» **Texte extrait**
╔══
Quant à l’insertion du nom de Shakspeare dans l’édition, donnée par Pavier, des deux pièces originales, il est aisé de l’expliquer par une fraude de libraire, fraude extrêmement commune alors, et qui a été pratiquée à l’égard de plusieurs ouvrages dramatiques composés sur des sujets qu’avait traités Shakspeare, et qu’on espérait vendre à la faveur de son nom. Ce qui rend la chose encore plus vraisemblable, c’est que cette édition est sans date, bien qu’on sache qu’elle parut en 1619, ce qui pouvait être une petite habileté du libraire pour laisser croire qu’elle avait paru du vivant de l’auteur dont il empruntait le nom.
╚══
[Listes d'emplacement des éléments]
╔══
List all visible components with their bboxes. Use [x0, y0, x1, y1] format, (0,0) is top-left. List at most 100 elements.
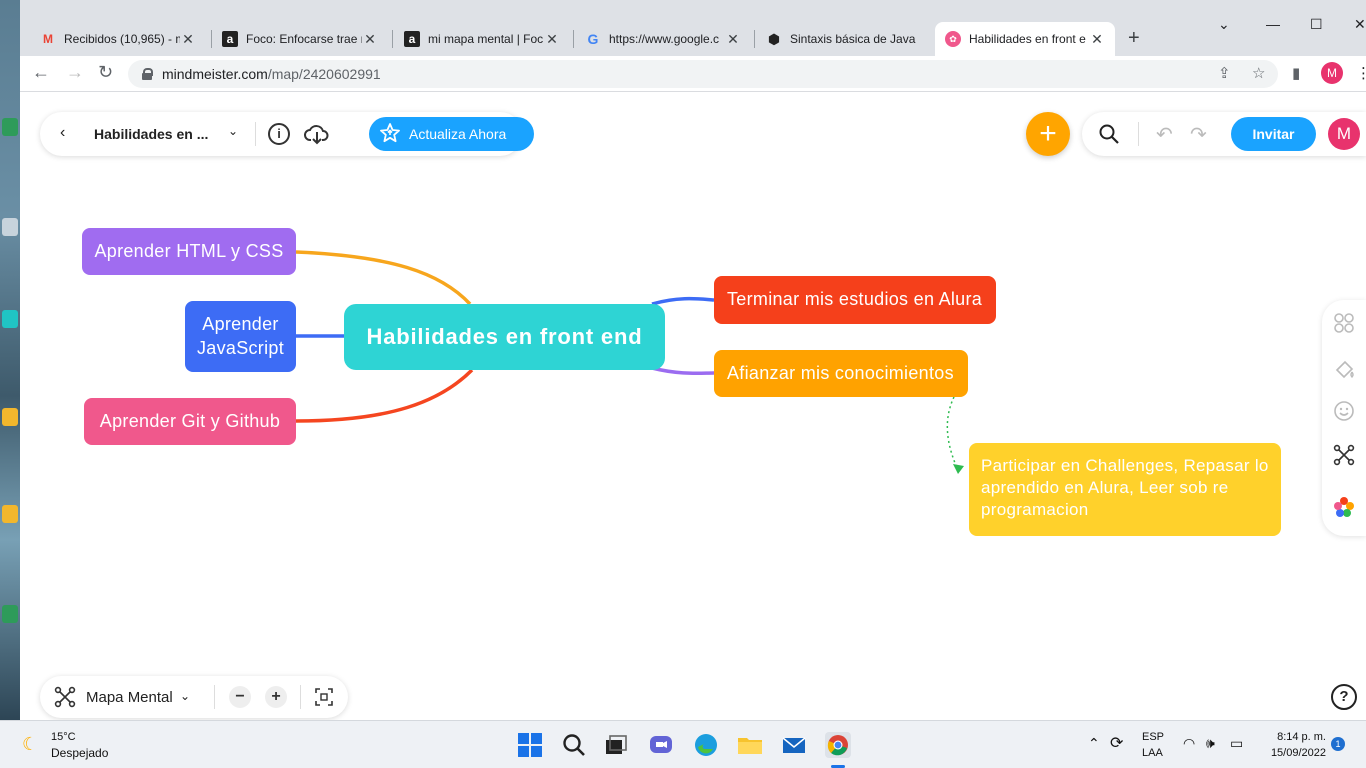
notification-badge[interactable]: 1 — [1331, 737, 1345, 751]
alura-icon: a — [404, 31, 420, 47]
desktop-shortcut-icon[interactable] — [2, 310, 18, 328]
chevron-up-icon[interactable]: ⌃ — [1088, 735, 1100, 752]
back-arrow-icon[interactable]: ← — [32, 62, 50, 83]
wifi-icon[interactable]: ◠ — [1183, 735, 1195, 752]
weather-description[interactable]: Despejado — [51, 746, 108, 760]
layout-selector[interactable]: Mapa Mental — [86, 689, 173, 706]
maximize-button[interactable]: ☐ — [1310, 16, 1323, 33]
forward-arrow-icon[interactable]: → — [66, 62, 84, 83]
close-icon[interactable]: ✕ — [725, 31, 741, 48]
desktop-background — [0, 0, 20, 720]
tab-gmail[interactable]: M Recibidos (10,965) - m ✕ — [30, 22, 206, 56]
weather-temperature[interactable]: 15°C — [51, 731, 76, 743]
new-tab-button[interactable]: + — [1128, 27, 1140, 50]
tab-mapa-mental[interactable]: a mi mapa mental | Foc ✕ — [394, 22, 570, 56]
node-javascript[interactable]: Aprender JavaScript — [185, 301, 296, 372]
chevron-left-icon[interactable]: ‹ — [60, 124, 65, 142]
map-title[interactable]: Habilidades en ... — [94, 126, 208, 142]
desktop-shortcut-icon[interactable] — [2, 505, 18, 523]
teams-chat-icon[interactable] — [648, 732, 674, 758]
close-icon[interactable]: ✕ — [1089, 31, 1105, 48]
connector-git — [295, 368, 474, 423]
volume-icon[interactable]: 🕪 — [1206, 735, 1215, 752]
moon-weather-icon[interactable]: ☾ — [22, 734, 38, 755]
reload-icon[interactable]: ↻ — [98, 62, 113, 83]
mindmap-layout-icon[interactable] — [54, 686, 76, 708]
chevron-down-icon[interactable]: ⌄ — [228, 124, 238, 138]
invite-button[interactable]: Invitar — [1231, 117, 1316, 151]
language-code[interactable]: ESP — [1142, 731, 1164, 743]
node-html-css[interactable]: Aprender HTML y CSS — [82, 228, 296, 275]
mindmap-canvas[interactable]: Aprender HTML y CSS Aprender JavaScript … — [20, 92, 1366, 720]
cloud-download-icon[interactable] — [304, 123, 330, 145]
map-actions-bar: ↶ ↷ Invitar M — [1082, 112, 1366, 156]
redo-icon[interactable]: ↷ — [1190, 122, 1207, 147]
tab-foco[interactable]: a Foco: Enfocarse trae m ✕ — [212, 22, 388, 56]
user-avatar[interactable]: M — [1328, 118, 1360, 150]
info-icon[interactable]: i — [268, 123, 290, 145]
paint-bucket-icon[interactable] — [1333, 358, 1355, 380]
chrome-icon[interactable] — [825, 732, 851, 758]
url-path: /map/2420602991 — [267, 66, 381, 82]
close-icon[interactable]: ✕ — [180, 31, 196, 48]
minimize-button[interactable]: — — [1266, 16, 1280, 32]
desktop-shortcut-icon[interactable] — [2, 408, 18, 426]
chevron-down-icon[interactable]: ⌄ — [180, 689, 190, 703]
keyboard-layout[interactable]: LAA — [1142, 747, 1163, 759]
node-git-github[interactable]: Aprender Git y Github — [84, 398, 296, 445]
battery-icon[interactable]: ▭ — [1230, 735, 1243, 752]
tab-search-chevron-icon[interactable]: ⌄ — [1218, 16, 1230, 33]
node-afianzar[interactable]: Afianzar mis conocimientos — [714, 350, 968, 397]
tab-habilidades[interactable]: ✿ Habilidades en front e ✕ — [935, 22, 1115, 56]
desktop-shortcut-icon[interactable] — [2, 605, 18, 623]
tab-separator — [754, 30, 755, 48]
search-icon[interactable] — [1098, 123, 1120, 145]
sync-icon[interactable]: ⟳ — [1110, 733, 1123, 753]
upgrade-button[interactable]: Actualiza Ahora — [369, 117, 534, 151]
bookmark-star-icon[interactable]: ☆ — [1252, 64, 1265, 82]
share-icon[interactable]: ⇪ — [1218, 64, 1231, 82]
node-root[interactable]: Habilidades en front end — [344, 304, 665, 370]
browser-window: M Recibidos (10,965) - m ✕ a Foco: Enfoc… — [20, 0, 1366, 720]
close-icon[interactable]: ✕ — [362, 31, 378, 48]
zoom-in-button[interactable]: + — [265, 686, 287, 708]
file-explorer-icon[interactable] — [737, 732, 763, 758]
tab-sintaxis[interactable]: ⬢ Sintaxis básica de Java — [756, 22, 932, 56]
address-bar[interactable]: mindmeister.com/map/2420602991 — [128, 60, 1278, 88]
search-icon[interactable] — [561, 732, 587, 758]
add-topic-button[interactable]: + — [1026, 112, 1070, 156]
menu-dots-icon[interactable]: ⋮ — [1356, 64, 1366, 82]
edge-browser-icon[interactable] — [693, 732, 719, 758]
zoom-out-button[interactable]: − — [229, 686, 251, 708]
clock-time[interactable]: 8:14 p. m. — [1266, 731, 1326, 743]
help-button[interactable]: ? — [1331, 684, 1357, 710]
emoji-icon[interactable] — [1333, 400, 1355, 422]
tab-google[interactable]: G https://www.google.c ✕ — [575, 22, 751, 56]
node-participar[interactable]: Participar en Challenges, Repasar lo apr… — [969, 443, 1281, 536]
fit-to-screen-icon[interactable] — [315, 688, 333, 706]
close-window-button[interactable]: ✕ — [1354, 16, 1366, 33]
view-controls-bar: Mapa Mental ⌄ − + — [40, 676, 348, 718]
desktop-shortcut-icon[interactable] — [2, 118, 18, 136]
mail-icon[interactable] — [781, 732, 807, 758]
clock-date[interactable]: 15/09/2022 — [1262, 747, 1326, 759]
lock-icon[interactable] — [142, 68, 153, 80]
tab-title: Foco: Enfocarse trae m — [246, 32, 362, 46]
theme-flower-icon[interactable] — [1333, 496, 1355, 518]
divider — [1138, 122, 1139, 146]
side-panel-icon[interactable]: ▮ — [1292, 64, 1300, 82]
tab-strip: M Recibidos (10,965) - m ✕ a Foco: Enfoc… — [20, 0, 1366, 56]
task-view-icon[interactable] — [603, 732, 629, 758]
divider — [300, 685, 301, 709]
windows-start-icon[interactable] — [517, 732, 543, 758]
topic-style-icon[interactable] — [1333, 312, 1355, 334]
undo-icon[interactable]: ↶ — [1156, 122, 1173, 147]
desktop-shortcut-icon[interactable] — [2, 218, 18, 236]
alura-icon: a — [222, 31, 238, 47]
profile-avatar[interactable]: M — [1321, 62, 1343, 84]
node-terminar-estudios[interactable]: Terminar mis estudios en Alura — [714, 276, 996, 324]
side-toolbar — [1322, 300, 1366, 536]
close-icon[interactable]: ✕ — [544, 31, 560, 48]
tab-separator — [573, 30, 574, 48]
mindmap-layout-icon[interactable] — [1333, 444, 1355, 466]
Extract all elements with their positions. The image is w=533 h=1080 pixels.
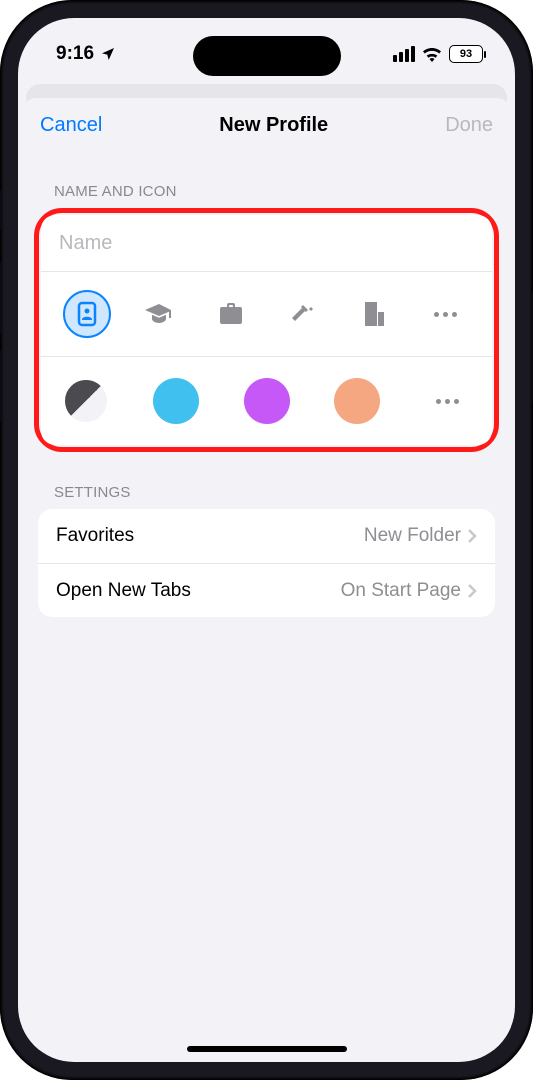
╚══
» **Consigne**
Poursuivez le texte sur l'édition de Pavier et l'emploi du nom de Shakspeare, en reprenant juste après sa dernière phrase.

» **Réponse à l'exercice**
On ignore l’époque précise de la représentation de la première partie de Henri VI, qui, selon Malone, a d’abord porté le nom de Pièce historique du roi Henri VI 21. Le style de cette pièce, excepté ce qu’on peut attribuer à Shakspeare, porte le même caractère que celui de tous les ouvrages dramatiques de cette époque qui ont précédé ceux de notre poëte, une construction grammaticale fort irrégulière, le ton assez simple mais sans noblesse, et la versification assez prosaïque. L’intérêt, assez médiocre quoique la pièce offre un grand mouvement, est d’ailleurs fort diminué pour nous par la ridicule et grossière absurdité du rôle de Jeanne d’Arc, qui du reste peut nous donner l’idée la plus exacte du sentiment avec lequel les chroniqueurs anglais ont écrit l’histoire de cette fille héroïque, et des traits sous lesquels ils l’ont représentée : en ce sens, la pièce est historique.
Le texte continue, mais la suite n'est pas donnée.